(Dataset rows about figures)

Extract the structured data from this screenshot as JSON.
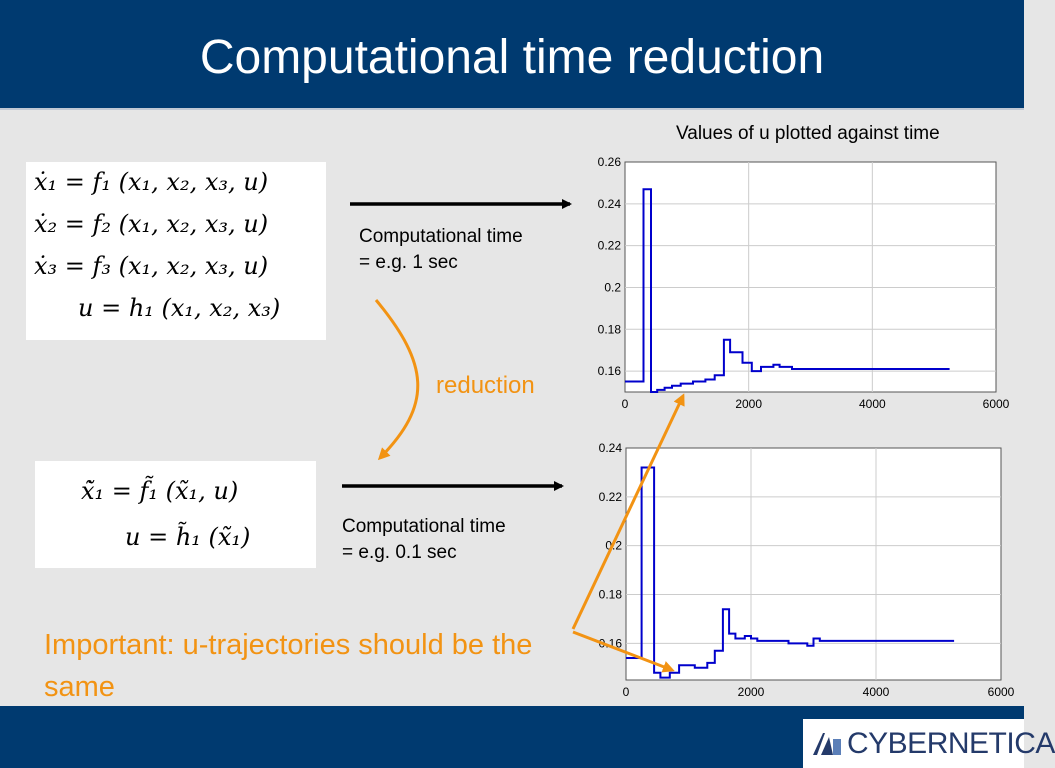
{
  "slide": {
    "title": "Computational time reduction",
    "chart_heading": "Values of u plotted against time",
    "reduction_label": "reduction",
    "important_note": "Important: u-trajectories should be the same",
    "logo_text": "CYBERNETICA"
  },
  "full_model": {
    "equations": [
      "ẋ₁ = f₁ (x₁, x₂, x₃, u)",
      "ẋ₂ = f₂ (x₁, x₂, x₃, u)",
      "ẋ₃ = f₃ (x₁, x₂, x₃, u)",
      "u = h₁ (x₁, x₂, x₃)"
    ],
    "time_line1": "Computational time",
    "time_line2": "= e.g. 1 sec"
  },
  "reduced_model": {
    "equations": [
      "x̃̇₁ = f̃₁ (x̃₁, u)",
      "u = h̃₁ (x̃₁)"
    ],
    "time_line1": "Computational time",
    "time_line2": "= e.g. 0.1 sec"
  },
  "colors": {
    "header": "#003a70",
    "accent": "#f29313",
    "series": "#0000cc"
  },
  "chart_data": [
    {
      "type": "line",
      "title": "",
      "xlabel": "",
      "ylabel": "",
      "xlim": [
        0,
        6000
      ],
      "ylim": [
        0.15,
        0.26
      ],
      "xticks": [
        "0",
        "2000",
        "4000",
        "6000"
      ],
      "xtick_values": [
        0,
        2000,
        4000,
        6000
      ],
      "yticks": [
        "0.16",
        "0.18",
        "0.2",
        "0.22",
        "0.24",
        "0.26"
      ],
      "ytick_values": [
        0.16,
        0.18,
        0.2,
        0.22,
        0.24,
        0.26
      ],
      "grid": true,
      "series": [
        {
          "x": [
            0,
            300,
            300,
            420,
            420,
            520,
            520,
            640,
            640,
            760,
            760,
            900,
            900,
            1100,
            1100,
            1300,
            1300,
            1450,
            1450,
            1600,
            1600,
            1700,
            1700,
            1900,
            1900,
            2050,
            2050,
            2200,
            2200,
            2400,
            2400,
            2500,
            2500,
            2700,
            2700,
            3000,
            3000,
            5250
          ],
          "y": [
            0.155,
            0.155,
            0.247,
            0.247,
            0.15,
            0.15,
            0.151,
            0.151,
            0.152,
            0.152,
            0.153,
            0.153,
            0.154,
            0.154,
            0.155,
            0.155,
            0.156,
            0.156,
            0.158,
            0.158,
            0.175,
            0.175,
            0.169,
            0.169,
            0.164,
            0.164,
            0.16,
            0.16,
            0.162,
            0.162,
            0.163,
            0.163,
            0.162,
            0.162,
            0.161,
            0.161,
            0.161,
            0.161
          ]
        }
      ]
    },
    {
      "type": "line",
      "title": "",
      "xlabel": "",
      "ylabel": "",
      "xlim": [
        0,
        6000
      ],
      "ylim": [
        0.145,
        0.24
      ],
      "xticks": [
        "0",
        "2000",
        "4000",
        "6000"
      ],
      "xtick_values": [
        0,
        2000,
        4000,
        6000
      ],
      "yticks": [
        "0.16",
        "0.18",
        "0.2",
        "0.22",
        "0.24"
      ],
      "ytick_values": [
        0.16,
        0.18,
        0.2,
        0.22,
        0.24
      ],
      "grid": true,
      "series": [
        {
          "x": [
            0,
            250,
            250,
            450,
            450,
            550,
            550,
            700,
            700,
            850,
            850,
            1100,
            1100,
            1300,
            1300,
            1420,
            1420,
            1550,
            1550,
            1650,
            1650,
            1750,
            1750,
            1900,
            1900,
            2000,
            2000,
            2100,
            2100,
            2300,
            2300,
            2600,
            2600,
            2900,
            2900,
            3000,
            3000,
            3100,
            3100,
            3200,
            3200,
            4000,
            4000,
            5250
          ],
          "y": [
            0.154,
            0.154,
            0.232,
            0.232,
            0.148,
            0.148,
            0.146,
            0.146,
            0.148,
            0.148,
            0.151,
            0.151,
            0.15,
            0.15,
            0.152,
            0.152,
            0.157,
            0.157,
            0.174,
            0.174,
            0.164,
            0.164,
            0.162,
            0.162,
            0.163,
            0.163,
            0.162,
            0.162,
            0.161,
            0.161,
            0.161,
            0.161,
            0.16,
            0.16,
            0.159,
            0.159,
            0.162,
            0.162,
            0.161,
            0.161,
            0.161,
            0.161,
            0.161,
            0.161
          ]
        }
      ]
    }
  ]
}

WHAT IS BEING ASKED:
Every record is to be reproduced exactly, with no pictures included.

THE ANSWER:
Extract the structured data from this screenshot as JSON.
{
  "slide": {
    "title": "Computational time reduction",
    "chart_heading": "Values of u plotted against time",
    "reduction_label": "reduction",
    "important_note": "Important: u-trajectories should be the same",
    "logo_text": "CYBERNETICA"
  },
  "full_model": {
    "equations": [
      "ẋ₁ = f₁ (x₁, x₂, x₃, u)",
      "ẋ₂ = f₂ (x₁, x₂, x₃, u)",
      "ẋ₃ = f₃ (x₁, x₂, x₃, u)",
      "u = h₁ (x₁, x₂, x₃)"
    ],
    "time_line1": "Computational time",
    "time_line2": "= e.g. 1 sec"
  },
  "reduced_model": {
    "equations": [
      "x̃̇₁ = f̃₁ (x̃₁, u)",
      "u = h̃₁ (x̃₁)"
    ],
    "time_line1": "Computational time",
    "time_line2": "= e.g. 0.1 sec"
  },
  "colors": {
    "header": "#003a70",
    "accent": "#f29313",
    "series": "#0000cc"
  },
  "chart_data": [
    {
      "type": "line",
      "title": "",
      "xlabel": "",
      "ylabel": "",
      "xlim": [
        0,
        6000
      ],
      "ylim": [
        0.15,
        0.26
      ],
      "xticks": [
        "0",
        "2000",
        "4000",
        "6000"
      ],
      "xtick_values": [
        0,
        2000,
        4000,
        6000
      ],
      "yticks": [
        "0.16",
        "0.18",
        "0.2",
        "0.22",
        "0.24",
        "0.26"
      ],
      "ytick_values": [
        0.16,
        0.18,
        0.2,
        0.22,
        0.24,
        0.26
      ],
      "grid": true,
      "series": [
        {
          "x": [
            0,
            300,
            300,
            420,
            420,
            520,
            520,
            640,
            640,
            760,
            760,
            900,
            900,
            1100,
            1100,
            1300,
            1300,
            1450,
            1450,
            1600,
            1600,
            1700,
            1700,
            1900,
            1900,
            2050,
            2050,
            2200,
            2200,
            2400,
            2400,
            2500,
            2500,
            2700,
            2700,
            3000,
            3000,
            5250
          ],
          "y": [
            0.155,
            0.155,
            0.247,
            0.247,
            0.15,
            0.15,
            0.151,
            0.151,
            0.152,
            0.152,
            0.153,
            0.153,
            0.154,
            0.154,
            0.155,
            0.155,
            0.156,
            0.156,
            0.158,
            0.158,
            0.175,
            0.175,
            0.169,
            0.169,
            0.164,
            0.164,
            0.16,
            0.16,
            0.162,
            0.162,
            0.163,
            0.163,
            0.162,
            0.162,
            0.161,
            0.161,
            0.161,
            0.161
          ]
        }
      ]
    },
    {
      "type": "line",
      "title": "",
      "xlabel": "",
      "ylabel": "",
      "xlim": [
        0,
        6000
      ],
      "ylim": [
        0.145,
        0.24
      ],
      "xticks": [
        "0",
        "2000",
        "4000",
        "6000"
      ],
      "xtick_values": [
        0,
        2000,
        4000,
        6000
      ],
      "yticks": [
        "0.16",
        "0.18",
        "0.2",
        "0.22",
        "0.24"
      ],
      "ytick_values": [
        0.16,
        0.18,
        0.2,
        0.22,
        0.24
      ],
      "grid": true,
      "series": [
        {
          "x": [
            0,
            250,
            250,
            450,
            450,
            550,
            550,
            700,
            700,
            850,
            850,
            1100,
            1100,
            1300,
            1300,
            1420,
            1420,
            1550,
            1550,
            1650,
            1650,
            1750,
            1750,
            1900,
            1900,
            2000,
            2000,
            2100,
            2100,
            2300,
            2300,
            2600,
            2600,
            2900,
            2900,
            3000,
            3000,
            3100,
            3100,
            3200,
            3200,
            4000,
            4000,
            5250
          ],
          "y": [
            0.154,
            0.154,
            0.232,
            0.232,
            0.148,
            0.148,
            0.146,
            0.146,
            0.148,
            0.148,
            0.151,
            0.151,
            0.15,
            0.15,
            0.152,
            0.152,
            0.157,
            0.157,
            0.174,
            0.174,
            0.164,
            0.164,
            0.162,
            0.162,
            0.163,
            0.163,
            0.162,
            0.162,
            0.161,
            0.161,
            0.161,
            0.161,
            0.16,
            0.16,
            0.159,
            0.159,
            0.162,
            0.162,
            0.161,
            0.161,
            0.161,
            0.161,
            0.161,
            0.161
          ]
        }
      ]
    }
  ]
}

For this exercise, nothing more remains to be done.